§ EXERCISE: Go through the records, and copy each line in which the string "Krozinger" is present.

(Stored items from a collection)
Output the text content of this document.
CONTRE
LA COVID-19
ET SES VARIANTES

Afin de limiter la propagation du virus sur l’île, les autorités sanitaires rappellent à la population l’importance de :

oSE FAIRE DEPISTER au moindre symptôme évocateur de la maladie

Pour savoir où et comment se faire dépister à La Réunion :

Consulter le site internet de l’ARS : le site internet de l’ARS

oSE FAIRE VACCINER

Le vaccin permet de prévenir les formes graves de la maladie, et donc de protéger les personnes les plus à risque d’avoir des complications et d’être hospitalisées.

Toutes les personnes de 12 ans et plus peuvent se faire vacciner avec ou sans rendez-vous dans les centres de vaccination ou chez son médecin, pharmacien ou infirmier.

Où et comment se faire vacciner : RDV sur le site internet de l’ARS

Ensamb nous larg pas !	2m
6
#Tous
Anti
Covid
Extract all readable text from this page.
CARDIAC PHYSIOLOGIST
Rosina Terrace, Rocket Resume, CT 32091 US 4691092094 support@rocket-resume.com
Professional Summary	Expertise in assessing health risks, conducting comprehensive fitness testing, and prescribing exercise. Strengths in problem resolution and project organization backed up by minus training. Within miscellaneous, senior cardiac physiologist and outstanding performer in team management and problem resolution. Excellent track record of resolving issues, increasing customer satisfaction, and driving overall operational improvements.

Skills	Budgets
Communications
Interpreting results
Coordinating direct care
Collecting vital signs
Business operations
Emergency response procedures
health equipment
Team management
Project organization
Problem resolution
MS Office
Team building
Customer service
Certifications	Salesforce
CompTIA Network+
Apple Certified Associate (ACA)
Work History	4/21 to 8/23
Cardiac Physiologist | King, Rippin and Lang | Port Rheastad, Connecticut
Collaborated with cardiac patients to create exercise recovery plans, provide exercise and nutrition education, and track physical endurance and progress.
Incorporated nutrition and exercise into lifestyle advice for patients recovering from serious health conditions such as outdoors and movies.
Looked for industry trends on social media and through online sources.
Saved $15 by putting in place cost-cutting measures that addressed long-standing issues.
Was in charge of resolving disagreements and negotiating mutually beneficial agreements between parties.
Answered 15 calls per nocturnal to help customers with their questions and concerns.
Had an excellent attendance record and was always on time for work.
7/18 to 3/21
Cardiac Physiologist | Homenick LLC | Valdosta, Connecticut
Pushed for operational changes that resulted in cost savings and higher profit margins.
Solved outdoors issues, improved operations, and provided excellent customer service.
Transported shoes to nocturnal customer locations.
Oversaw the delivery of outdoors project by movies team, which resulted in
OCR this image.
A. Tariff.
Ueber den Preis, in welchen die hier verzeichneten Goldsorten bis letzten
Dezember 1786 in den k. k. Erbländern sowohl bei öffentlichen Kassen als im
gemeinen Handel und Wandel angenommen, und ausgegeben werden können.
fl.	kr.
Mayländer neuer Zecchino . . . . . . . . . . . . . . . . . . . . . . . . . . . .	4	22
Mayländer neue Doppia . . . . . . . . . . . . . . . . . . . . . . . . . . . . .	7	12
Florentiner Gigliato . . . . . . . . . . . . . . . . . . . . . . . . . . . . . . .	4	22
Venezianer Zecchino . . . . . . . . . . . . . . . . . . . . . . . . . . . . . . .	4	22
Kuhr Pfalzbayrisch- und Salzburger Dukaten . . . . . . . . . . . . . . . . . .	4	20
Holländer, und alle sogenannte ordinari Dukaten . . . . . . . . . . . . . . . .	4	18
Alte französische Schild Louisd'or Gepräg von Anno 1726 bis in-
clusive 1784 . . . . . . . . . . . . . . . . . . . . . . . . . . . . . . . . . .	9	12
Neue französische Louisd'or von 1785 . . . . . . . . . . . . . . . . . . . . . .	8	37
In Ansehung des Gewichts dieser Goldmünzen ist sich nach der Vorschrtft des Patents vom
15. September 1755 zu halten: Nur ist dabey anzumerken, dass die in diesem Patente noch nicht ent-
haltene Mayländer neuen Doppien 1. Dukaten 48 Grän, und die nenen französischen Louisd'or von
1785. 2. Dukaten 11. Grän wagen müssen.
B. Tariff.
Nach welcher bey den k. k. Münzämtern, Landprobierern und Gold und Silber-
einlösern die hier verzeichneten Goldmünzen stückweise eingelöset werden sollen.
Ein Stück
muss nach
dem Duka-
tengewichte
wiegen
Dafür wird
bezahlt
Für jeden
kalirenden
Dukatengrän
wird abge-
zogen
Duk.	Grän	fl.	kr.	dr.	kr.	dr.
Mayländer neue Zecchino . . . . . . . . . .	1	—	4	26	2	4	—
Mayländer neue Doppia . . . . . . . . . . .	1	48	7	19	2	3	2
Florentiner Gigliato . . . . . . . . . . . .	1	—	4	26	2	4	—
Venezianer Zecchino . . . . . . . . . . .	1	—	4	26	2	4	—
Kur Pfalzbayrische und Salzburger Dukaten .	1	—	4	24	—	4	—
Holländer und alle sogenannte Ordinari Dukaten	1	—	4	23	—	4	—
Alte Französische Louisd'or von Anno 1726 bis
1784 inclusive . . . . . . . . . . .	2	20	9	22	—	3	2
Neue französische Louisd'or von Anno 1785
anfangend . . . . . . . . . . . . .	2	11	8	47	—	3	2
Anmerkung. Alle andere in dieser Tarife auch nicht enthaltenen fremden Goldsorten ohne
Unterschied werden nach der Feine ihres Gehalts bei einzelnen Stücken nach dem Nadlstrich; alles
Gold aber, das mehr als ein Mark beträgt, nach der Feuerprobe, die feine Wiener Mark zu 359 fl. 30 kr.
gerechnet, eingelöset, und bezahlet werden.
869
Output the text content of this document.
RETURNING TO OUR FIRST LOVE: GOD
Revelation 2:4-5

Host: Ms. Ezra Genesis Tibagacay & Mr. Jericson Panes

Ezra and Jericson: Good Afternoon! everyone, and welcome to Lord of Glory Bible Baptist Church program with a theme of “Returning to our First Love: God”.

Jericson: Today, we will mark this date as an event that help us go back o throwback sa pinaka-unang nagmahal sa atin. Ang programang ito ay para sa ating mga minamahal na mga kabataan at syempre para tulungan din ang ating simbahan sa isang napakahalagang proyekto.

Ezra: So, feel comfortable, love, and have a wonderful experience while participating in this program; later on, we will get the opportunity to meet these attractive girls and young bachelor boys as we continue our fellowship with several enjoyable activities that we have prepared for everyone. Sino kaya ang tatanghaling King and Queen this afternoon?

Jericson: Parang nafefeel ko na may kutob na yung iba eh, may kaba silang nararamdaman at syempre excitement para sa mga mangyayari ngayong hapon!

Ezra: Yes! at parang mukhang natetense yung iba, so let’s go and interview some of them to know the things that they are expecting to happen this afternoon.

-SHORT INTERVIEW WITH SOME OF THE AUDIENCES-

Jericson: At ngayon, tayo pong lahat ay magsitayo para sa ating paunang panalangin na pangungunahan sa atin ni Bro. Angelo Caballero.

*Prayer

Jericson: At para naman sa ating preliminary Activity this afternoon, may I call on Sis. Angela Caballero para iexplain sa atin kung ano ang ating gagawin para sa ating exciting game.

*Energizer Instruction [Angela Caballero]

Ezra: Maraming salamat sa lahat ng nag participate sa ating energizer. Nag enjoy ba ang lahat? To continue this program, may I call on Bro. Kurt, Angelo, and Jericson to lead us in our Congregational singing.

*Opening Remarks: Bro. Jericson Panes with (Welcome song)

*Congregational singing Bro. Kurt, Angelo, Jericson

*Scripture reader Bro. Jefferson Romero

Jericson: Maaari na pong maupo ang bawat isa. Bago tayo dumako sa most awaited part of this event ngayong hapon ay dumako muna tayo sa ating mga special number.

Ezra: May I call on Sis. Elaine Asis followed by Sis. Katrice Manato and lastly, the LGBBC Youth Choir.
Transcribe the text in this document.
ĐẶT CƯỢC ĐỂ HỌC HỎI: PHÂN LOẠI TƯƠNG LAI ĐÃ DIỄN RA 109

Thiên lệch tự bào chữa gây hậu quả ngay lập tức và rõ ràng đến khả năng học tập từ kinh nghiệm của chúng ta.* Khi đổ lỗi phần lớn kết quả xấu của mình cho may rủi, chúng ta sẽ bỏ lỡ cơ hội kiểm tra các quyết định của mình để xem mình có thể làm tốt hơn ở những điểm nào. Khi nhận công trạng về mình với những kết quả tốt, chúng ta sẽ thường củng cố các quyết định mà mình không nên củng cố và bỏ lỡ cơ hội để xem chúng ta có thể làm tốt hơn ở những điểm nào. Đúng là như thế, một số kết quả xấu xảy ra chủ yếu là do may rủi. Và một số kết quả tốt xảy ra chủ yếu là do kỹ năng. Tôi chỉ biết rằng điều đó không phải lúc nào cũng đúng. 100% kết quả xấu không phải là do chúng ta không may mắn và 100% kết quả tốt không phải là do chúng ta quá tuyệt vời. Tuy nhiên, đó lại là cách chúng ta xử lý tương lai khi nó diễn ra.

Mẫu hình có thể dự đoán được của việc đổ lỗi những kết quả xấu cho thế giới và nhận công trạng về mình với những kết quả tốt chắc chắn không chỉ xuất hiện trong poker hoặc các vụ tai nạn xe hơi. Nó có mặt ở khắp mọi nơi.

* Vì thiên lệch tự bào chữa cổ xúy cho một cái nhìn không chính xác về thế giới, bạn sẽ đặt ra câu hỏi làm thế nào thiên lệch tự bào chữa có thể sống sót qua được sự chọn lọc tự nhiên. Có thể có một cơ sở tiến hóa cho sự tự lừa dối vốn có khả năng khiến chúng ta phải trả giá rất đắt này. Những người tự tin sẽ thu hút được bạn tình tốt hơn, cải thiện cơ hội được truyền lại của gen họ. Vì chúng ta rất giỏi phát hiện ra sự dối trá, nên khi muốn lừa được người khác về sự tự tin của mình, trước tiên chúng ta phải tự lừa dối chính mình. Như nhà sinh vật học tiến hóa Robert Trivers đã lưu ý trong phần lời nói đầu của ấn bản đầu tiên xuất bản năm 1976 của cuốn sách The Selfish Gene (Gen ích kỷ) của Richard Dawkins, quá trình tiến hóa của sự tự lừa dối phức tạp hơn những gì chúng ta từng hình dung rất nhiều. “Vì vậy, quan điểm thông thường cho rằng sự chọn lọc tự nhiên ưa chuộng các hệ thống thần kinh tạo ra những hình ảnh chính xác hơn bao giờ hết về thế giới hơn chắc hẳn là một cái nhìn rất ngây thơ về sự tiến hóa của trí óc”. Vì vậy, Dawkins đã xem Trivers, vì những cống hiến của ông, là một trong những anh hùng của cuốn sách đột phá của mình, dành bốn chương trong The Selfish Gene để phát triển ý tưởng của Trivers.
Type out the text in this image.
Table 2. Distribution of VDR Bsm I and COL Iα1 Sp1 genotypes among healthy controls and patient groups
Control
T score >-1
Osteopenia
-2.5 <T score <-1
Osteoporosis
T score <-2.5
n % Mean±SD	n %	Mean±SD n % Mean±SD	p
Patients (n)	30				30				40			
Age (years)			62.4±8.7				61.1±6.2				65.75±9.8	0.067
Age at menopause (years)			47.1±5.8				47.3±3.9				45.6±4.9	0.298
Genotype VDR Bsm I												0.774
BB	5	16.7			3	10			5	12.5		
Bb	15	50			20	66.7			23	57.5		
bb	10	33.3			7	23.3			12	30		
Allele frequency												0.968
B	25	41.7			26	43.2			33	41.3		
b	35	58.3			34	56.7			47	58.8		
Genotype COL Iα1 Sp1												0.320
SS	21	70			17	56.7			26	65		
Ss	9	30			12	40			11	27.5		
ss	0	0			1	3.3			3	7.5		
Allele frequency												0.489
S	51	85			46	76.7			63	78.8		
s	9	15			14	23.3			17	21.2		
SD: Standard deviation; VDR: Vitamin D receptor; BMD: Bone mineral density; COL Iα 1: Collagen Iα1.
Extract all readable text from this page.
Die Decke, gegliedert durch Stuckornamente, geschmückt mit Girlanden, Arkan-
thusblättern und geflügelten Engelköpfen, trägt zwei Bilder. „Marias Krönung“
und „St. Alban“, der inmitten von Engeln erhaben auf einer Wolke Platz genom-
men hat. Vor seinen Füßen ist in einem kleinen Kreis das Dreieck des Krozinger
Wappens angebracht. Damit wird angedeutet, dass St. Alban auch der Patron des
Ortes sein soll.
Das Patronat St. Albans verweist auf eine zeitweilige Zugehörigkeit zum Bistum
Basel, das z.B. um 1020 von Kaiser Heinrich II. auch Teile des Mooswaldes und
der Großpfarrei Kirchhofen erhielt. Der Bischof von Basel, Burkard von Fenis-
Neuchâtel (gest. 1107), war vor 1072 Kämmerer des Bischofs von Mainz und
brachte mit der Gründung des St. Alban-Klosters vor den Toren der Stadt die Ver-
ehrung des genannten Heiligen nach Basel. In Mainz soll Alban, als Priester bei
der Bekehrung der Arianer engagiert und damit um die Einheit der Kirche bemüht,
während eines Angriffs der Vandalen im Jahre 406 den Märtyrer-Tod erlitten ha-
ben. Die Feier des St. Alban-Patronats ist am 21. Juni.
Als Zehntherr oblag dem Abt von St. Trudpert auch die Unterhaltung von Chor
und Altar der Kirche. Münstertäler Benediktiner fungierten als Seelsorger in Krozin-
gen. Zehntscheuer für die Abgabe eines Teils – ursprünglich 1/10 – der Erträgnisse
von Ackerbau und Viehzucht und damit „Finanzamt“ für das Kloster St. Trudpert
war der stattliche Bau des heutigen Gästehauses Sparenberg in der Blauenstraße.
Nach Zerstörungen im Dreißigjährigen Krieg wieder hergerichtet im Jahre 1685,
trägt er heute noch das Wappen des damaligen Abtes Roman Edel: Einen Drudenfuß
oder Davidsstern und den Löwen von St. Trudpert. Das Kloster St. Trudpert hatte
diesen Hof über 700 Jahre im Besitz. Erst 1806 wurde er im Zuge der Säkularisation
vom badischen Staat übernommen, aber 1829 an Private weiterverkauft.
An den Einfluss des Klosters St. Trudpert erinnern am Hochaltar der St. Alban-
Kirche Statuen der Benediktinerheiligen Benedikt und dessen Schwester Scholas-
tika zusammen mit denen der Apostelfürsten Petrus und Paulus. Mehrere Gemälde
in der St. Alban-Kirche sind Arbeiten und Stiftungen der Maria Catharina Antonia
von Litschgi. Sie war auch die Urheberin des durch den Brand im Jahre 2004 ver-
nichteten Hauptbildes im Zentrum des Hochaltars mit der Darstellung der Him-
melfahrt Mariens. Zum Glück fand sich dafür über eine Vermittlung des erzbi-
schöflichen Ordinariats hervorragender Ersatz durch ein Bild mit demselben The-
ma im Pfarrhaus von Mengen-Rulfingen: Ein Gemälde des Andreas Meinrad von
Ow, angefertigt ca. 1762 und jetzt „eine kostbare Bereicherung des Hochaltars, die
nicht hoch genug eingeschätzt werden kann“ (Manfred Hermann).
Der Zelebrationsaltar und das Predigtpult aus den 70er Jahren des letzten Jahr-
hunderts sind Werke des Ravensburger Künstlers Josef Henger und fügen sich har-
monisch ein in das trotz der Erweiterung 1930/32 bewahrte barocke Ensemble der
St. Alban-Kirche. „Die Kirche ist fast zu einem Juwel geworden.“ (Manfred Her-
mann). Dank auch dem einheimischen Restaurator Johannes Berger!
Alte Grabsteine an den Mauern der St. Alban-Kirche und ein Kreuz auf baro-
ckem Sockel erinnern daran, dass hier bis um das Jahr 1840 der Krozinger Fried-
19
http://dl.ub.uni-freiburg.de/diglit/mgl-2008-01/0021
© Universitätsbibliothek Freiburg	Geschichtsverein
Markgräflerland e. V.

§ WRITTEN RESPONSE:
men hat. Vor seinen Füßen ist in einem kleinen Kreis das Dreieck des Krozinger
ckem Sockel erinnern daran, dass hier bis um das Jahr 1840 der Krozinger Fried-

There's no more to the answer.